TASK — Below are some records; retype all of them exactly.

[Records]
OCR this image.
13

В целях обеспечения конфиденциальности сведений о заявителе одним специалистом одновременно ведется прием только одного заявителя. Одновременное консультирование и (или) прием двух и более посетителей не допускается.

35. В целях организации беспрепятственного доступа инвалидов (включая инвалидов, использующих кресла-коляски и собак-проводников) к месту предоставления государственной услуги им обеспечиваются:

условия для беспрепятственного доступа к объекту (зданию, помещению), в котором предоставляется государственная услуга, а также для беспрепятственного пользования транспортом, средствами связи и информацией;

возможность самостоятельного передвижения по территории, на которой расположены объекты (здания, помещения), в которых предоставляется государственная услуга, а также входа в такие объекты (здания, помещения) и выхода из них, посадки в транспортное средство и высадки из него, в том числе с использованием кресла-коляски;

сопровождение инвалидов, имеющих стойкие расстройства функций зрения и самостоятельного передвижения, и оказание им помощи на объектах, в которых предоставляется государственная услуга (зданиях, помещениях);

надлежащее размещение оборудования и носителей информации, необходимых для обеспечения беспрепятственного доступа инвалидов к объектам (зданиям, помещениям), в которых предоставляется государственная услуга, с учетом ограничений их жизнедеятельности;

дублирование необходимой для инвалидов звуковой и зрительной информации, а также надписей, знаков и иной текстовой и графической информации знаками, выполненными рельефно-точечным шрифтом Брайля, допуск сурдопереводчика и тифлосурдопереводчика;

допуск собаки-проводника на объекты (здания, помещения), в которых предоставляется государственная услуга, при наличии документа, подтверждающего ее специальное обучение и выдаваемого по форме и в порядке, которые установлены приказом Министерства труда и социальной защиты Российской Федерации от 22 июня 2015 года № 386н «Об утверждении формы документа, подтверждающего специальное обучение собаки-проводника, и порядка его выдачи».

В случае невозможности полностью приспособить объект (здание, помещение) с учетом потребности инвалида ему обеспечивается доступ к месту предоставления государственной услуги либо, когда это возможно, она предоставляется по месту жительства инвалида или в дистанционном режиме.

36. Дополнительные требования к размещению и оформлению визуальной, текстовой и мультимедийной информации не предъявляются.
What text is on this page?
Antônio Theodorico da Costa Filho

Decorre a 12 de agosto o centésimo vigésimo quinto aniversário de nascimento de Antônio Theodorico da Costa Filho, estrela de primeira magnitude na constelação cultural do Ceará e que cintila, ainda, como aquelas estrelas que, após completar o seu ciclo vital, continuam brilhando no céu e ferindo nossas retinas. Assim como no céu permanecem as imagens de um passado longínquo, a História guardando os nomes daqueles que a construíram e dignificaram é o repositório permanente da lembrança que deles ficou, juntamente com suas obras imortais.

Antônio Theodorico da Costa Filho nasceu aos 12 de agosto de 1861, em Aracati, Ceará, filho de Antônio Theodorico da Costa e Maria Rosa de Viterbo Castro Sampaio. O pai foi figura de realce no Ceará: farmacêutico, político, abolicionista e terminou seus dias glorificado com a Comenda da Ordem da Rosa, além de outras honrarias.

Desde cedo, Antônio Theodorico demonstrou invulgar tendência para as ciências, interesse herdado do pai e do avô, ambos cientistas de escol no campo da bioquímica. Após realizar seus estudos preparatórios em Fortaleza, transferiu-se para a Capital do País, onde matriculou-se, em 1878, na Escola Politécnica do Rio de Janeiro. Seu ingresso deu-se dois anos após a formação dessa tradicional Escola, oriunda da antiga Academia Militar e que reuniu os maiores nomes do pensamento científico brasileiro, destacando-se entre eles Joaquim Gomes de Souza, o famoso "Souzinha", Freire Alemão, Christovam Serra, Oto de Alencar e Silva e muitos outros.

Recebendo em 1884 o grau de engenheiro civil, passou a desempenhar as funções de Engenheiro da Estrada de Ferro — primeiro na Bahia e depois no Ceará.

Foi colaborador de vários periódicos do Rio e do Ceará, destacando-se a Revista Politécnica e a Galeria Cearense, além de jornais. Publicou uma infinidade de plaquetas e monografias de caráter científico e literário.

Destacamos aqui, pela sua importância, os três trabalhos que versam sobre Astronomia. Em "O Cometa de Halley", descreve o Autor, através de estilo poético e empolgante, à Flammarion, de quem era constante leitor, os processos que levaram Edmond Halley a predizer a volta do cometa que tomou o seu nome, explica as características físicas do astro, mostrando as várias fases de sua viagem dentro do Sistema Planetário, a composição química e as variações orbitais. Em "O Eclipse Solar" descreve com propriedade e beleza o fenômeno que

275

WORKED ANSWER —
OCR this image.
13

В целях обеспечения конфиденциальности сведений о заявителе одним специалистом одновременно ведется прием только одного заявителя. Одновременное консультирование и (или) прием двух и более посетителей не допускается.

35. В целях организации беспрепятственного доступа инвалидов (включая инвалидов, использующих кресла-коляски и собак-проводников) к месту предоставления государственной услуги им обеспечиваются:

условия для беспрепятственного доступа к объекту (зданию, помещению), в котором предоставляется государственная услуга, а также для беспрепятственного пользования транспортом, средствами связи и информацией;

возможность самостоятельного передвижения по территории, на которой расположены объекты (здания, помещения), в которых предоставляется государственная услуга, а также входа в такие объекты (здания, помещения) и выхода из них, посадки в транспортное средство и высадки из него, в том числе с использованием кресла-коляски;

сопровождение инвалидов, имеющих стойкие расстройства функций зрения и самостоятельного передвижения, и оказание им помощи на объектах, в которых предоставляется государственная услуга (зданиях, помещениях);

надлежащее размещение оборудования и носителей информации, необходимых для обеспечения беспрепятственного доступа инвалидов к объектам (зданиям, помещениям), в которых предоставляется государственная услуга, с учетом ограничений их жизнедеятельности;

дублирование необходимой для инвалидов звуковой и зрительной информации, а также надписей, знаков и иной текстовой и графической информации знаками, выполненными рельефно-точечным шрифтом Брайля, допуск сурдопереводчика и тифлосурдопереводчика;

допуск собаки-проводника на объекты (здания, помещения), в которых предоставляется государственная услуга, при наличии документа, подтверждающего ее специальное обучение и выдаваемого по форме и в порядке, которые установлены приказом Министерства труда и социальной защиты Российской Федерации от 22 июня 2015 года № 386н «Об утверждении формы документа, подтверждающего специальное обучение собаки-проводника, и порядка его выдачи».

В случае невозможности полностью приспособить объект (здание, помещение) с учетом потребности инвалида ему обеспечивается доступ к месту предоставления государственной услуги либо, когда это возможно, она предоставляется по месту жительства инвалида или в дистанционном режиме.

36. Дополнительные требования к размещению и оформлению визуальной, текстовой и мультимедийной информации не предъявляются.
What text is on this page?
Antônio Theodorico da Costa Filho

Decorre a 12 de agosto o centésimo vigésimo quinto aniversário de nascimento de Antônio Theodorico da Costa Filho, estrela de primeira magnitude na constelação cultural do Ceará e que cintila, ainda, como aquelas estrelas que, após completar o seu ciclo vital, continuam brilhando no céu e ferindo nossas retinas. Assim como no céu permanecem as imagens de um passado longínquo, a História guardando os nomes daqueles que a construíram e dignificaram é o repositório permanente da lembrança que deles ficou, juntamente com suas obras imortais.

Antônio Theodorico da Costa Filho nasceu aos 12 de agosto de 1861, em Aracati, Ceará, filho de Antônio Theodorico da Costa e Maria Rosa de Viterbo Castro Sampaio. O pai foi figura de realce no Ceará: farmacêutico, político, abolicionista e terminou seus dias glorificado com a Comenda da Ordem da Rosa, além de outras honrarias.

Desde cedo, Antônio Theodorico demonstrou invulgar tendência para as ciências, interesse herdado do pai e do avô, ambos cientistas de escol no campo da bioquímica. Após realizar seus estudos preparatórios em Fortaleza, transferiu-se para a Capital do País, onde matriculou-se, em 1878, na Escola Politécnica do Rio de Janeiro. Seu ingresso deu-se dois anos após a formação dessa tradicional Escola, oriunda da antiga Academia Militar e que reuniu os maiores nomes do pensamento científico brasileiro, destacando-se entre eles Joaquim Gomes de Souza, o famoso "Souzinha", Freire Alemão, Christovam Serra, Oto de Alencar e Silva e muitos outros.

Recebendo em 1884 o grau de engenheiro civil, passou a desempenhar as funções de Engenheiro da Estrada de Ferro — primeiro na Bahia e depois no Ceará.

Foi colaborador de vários periódicos do Rio e do Ceará, destacando-se a Revista Politécnica e a Galeria Cearense, além de jornais. Publicou uma infinidade de plaquetas e monografias de caráter científico e literário.

Destacamos aqui, pela sua importância, os três trabalhos que versam sobre Astronomia. Em "O Cometa de Halley", descreve o Autor, através de estilo poético e empolgante, à Flammarion, de quem era constante leitor, os processos que levaram Edmond Halley a predizer a volta do cometa que tomou o seu nome, explica as características físicas do astro, mostrando as várias fases de sua viagem dentro do Sistema Planetário, a composição química e as variações orbitais. Em "O Eclipse Solar" descreve com propriedade e beleza o fenômeno que

275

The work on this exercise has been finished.